• The task: Copy out the entries in full and with complete accuracy; pictures are excluded.

----- Entries provided

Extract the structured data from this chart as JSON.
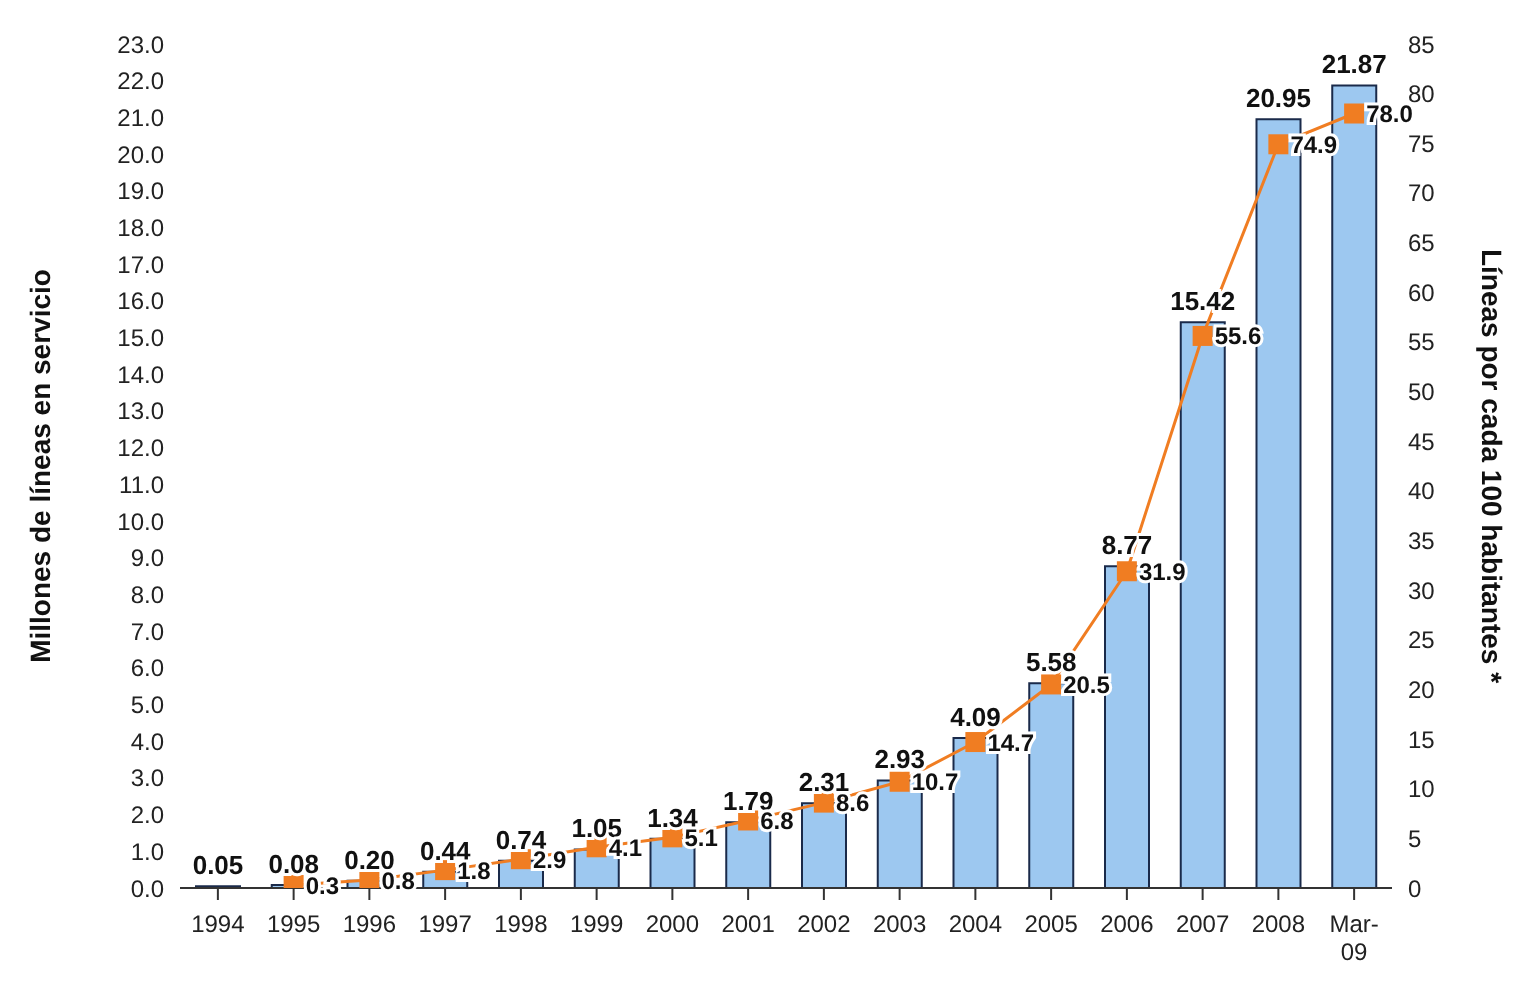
{
  "chart_data": {
    "type": "bar",
    "categories": [
      "1994",
      "1995",
      "1996",
      "1997",
      "1998",
      "1999",
      "2000",
      "2001",
      "2002",
      "2003",
      "2004",
      "2005",
      "2006",
      "2007",
      "2008",
      "Mar-09"
    ],
    "ylabel": "Millones de líneas en servicio",
    "y2label": "Líneas por cada 100 habitantes *",
    "series": [
      {
        "color": "#9dc8f0",
        "values": [
          0.05,
          0.08,
          0.2,
          0.44,
          0.74,
          1.05,
          1.34,
          1.79,
          2.31,
          2.93,
          4.09,
          5.58,
          8.77,
          15.42,
          20.95,
          21.87
        ],
        "value_labels": [
          "0.05",
          "0.08",
          "0.20",
          "0.44",
          "0.74",
          "1.05",
          "1.34",
          "1.79",
          "2.31",
          "2.93",
          "4.09",
          "5.58",
          "8.77",
          "15.42",
          "20.95",
          "21.87"
        ]
      },
      {
        "type": "line",
        "axis": "y2",
        "color": "#f07d22",
        "marker": "square",
        "values": [
          null,
          0.3,
          0.8,
          1.8,
          2.9,
          4.1,
          5.1,
          6.8,
          8.6,
          10.7,
          14.7,
          20.5,
          31.9,
          55.6,
          74.9,
          78.0
        ],
        "value_labels": [
          null,
          "0.3",
          "0.8",
          "1.8",
          "2.9",
          "4.1",
          "5.1",
          "6.8",
          "8.6",
          "10.7",
          "14.7",
          "20.5",
          "31.9",
          "55.6",
          "74.9",
          "78.0"
        ]
      }
    ],
    "ylim": [
      0,
      23
    ],
    "yticks": [
      {
        "value": 0,
        "label": "0.0"
      },
      {
        "value": 1,
        "label": "1.0"
      },
      {
        "value": 2,
        "label": "2.0"
      },
      {
        "value": 3,
        "label": "3.0"
      },
      {
        "value": 4,
        "label": "4.0"
      },
      {
        "value": 5,
        "label": "5.0"
      },
      {
        "value": 6,
        "label": "6.0"
      },
      {
        "value": 7,
        "label": "7.0"
      },
      {
        "value": 8,
        "label": "8.0"
      },
      {
        "value": 9,
        "label": "9.0"
      },
      {
        "value": 10,
        "label": "10.0"
      },
      {
        "value": 11,
        "label": "11.0"
      },
      {
        "value": 12,
        "label": "12.0"
      },
      {
        "value": 13,
        "label": "13.0"
      },
      {
        "value": 14,
        "label": "14.0"
      },
      {
        "value": 15,
        "label": "15.0"
      },
      {
        "value": 16,
        "label": "16.0"
      },
      {
        "value": 17,
        "label": "17.0"
      },
      {
        "value": 18,
        "label": "18.0"
      },
      {
        "value": 19,
        "label": "19.0"
      },
      {
        "value": 20,
        "label": "20.0"
      },
      {
        "value": 21,
        "label": "21.0"
      },
      {
        "value": 22,
        "label": "22.0"
      },
      {
        "value": 23,
        "label": "23.0"
      }
    ],
    "y2lim": [
      0,
      85
    ],
    "y2ticks": [
      0,
      5,
      10,
      15,
      20,
      25,
      30,
      35,
      40,
      45,
      50,
      55,
      60,
      65,
      70,
      75,
      80,
      85
    ],
    "grid": false,
    "legend": false
  }
}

----------

• Exercise result:
Extract the structured data from this chart as JSON.
{
  "chart_data": {
    "type": "bar",
    "categories": [
      "1994",
      "1995",
      "1996",
      "1997",
      "1998",
      "1999",
      "2000",
      "2001",
      "2002",
      "2003",
      "2004",
      "2005",
      "2006",
      "2007",
      "2008",
      "Mar-09"
    ],
    "ylabel": "Millones de líneas en servicio",
    "y2label": "Líneas por cada 100 habitantes *",
    "series": [
      {
        "color": "#9dc8f0",
        "values": [
          0.05,
          0.08,
          0.2,
          0.44,
          0.74,
          1.05,
          1.34,
          1.79,
          2.31,
          2.93,
          4.09,
          5.58,
          8.77,
          15.42,
          20.95,
          21.87
        ],
        "value_labels": [
          "0.05",
          "0.08",
          "0.20",
          "0.44",
          "0.74",
          "1.05",
          "1.34",
          "1.79",
          "2.31",
          "2.93",
          "4.09",
          "5.58",
          "8.77",
          "15.42",
          "20.95",
          "21.87"
        ]
      },
      {
        "type": "line",
        "axis": "y2",
        "color": "#f07d22",
        "marker": "square",
        "values": [
          null,
          0.3,
          0.8,
          1.8,
          2.9,
          4.1,
          5.1,
          6.8,
          8.6,
          10.7,
          14.7,
          20.5,
          31.9,
          55.6,
          74.9,
          78.0
        ],
        "value_labels": [
          null,
          "0.3",
          "0.8",
          "1.8",
          "2.9",
          "4.1",
          "5.1",
          "6.8",
          "8.6",
          "10.7",
          "14.7",
          "20.5",
          "31.9",
          "55.6",
          "74.9",
          "78.0"
        ]
      }
    ],
    "ylim": [
      0,
      23
    ],
    "yticks": [
      {
        "value": 0,
        "label": "0.0"
      },
      {
        "value": 1,
        "label": "1.0"
      },
      {
        "value": 2,
        "label": "2.0"
      },
      {
        "value": 3,
        "label": "3.0"
      },
      {
        "value": 4,
        "label": "4.0"
      },
      {
        "value": 5,
        "label": "5.0"
      },
      {
        "value": 6,
        "label": "6.0"
      },
      {
        "value": 7,
        "label": "7.0"
      },
      {
        "value": 8,
        "label": "8.0"
      },
      {
        "value": 9,
        "label": "9.0"
      },
      {
        "value": 10,
        "label": "10.0"
      },
      {
        "value": 11,
        "label": "11.0"
      },
      {
        "value": 12,
        "label": "12.0"
      },
      {
        "value": 13,
        "label": "13.0"
      },
      {
        "value": 14,
        "label": "14.0"
      },
      {
        "value": 15,
        "label": "15.0"
      },
      {
        "value": 16,
        "label": "16.0"
      },
      {
        "value": 17,
        "label": "17.0"
      },
      {
        "value": 18,
        "label": "18.0"
      },
      {
        "value": 19,
        "label": "19.0"
      },
      {
        "value": 20,
        "label": "20.0"
      },
      {
        "value": 21,
        "label": "21.0"
      },
      {
        "value": 22,
        "label": "22.0"
      },
      {
        "value": 23,
        "label": "23.0"
      }
    ],
    "y2lim": [
      0,
      85
    ],
    "y2ticks": [
      0,
      5,
      10,
      15,
      20,
      25,
      30,
      35,
      40,
      45,
      50,
      55,
      60,
      65,
      70,
      75,
      80,
      85
    ],
    "grid": false,
    "legend": false
  }
}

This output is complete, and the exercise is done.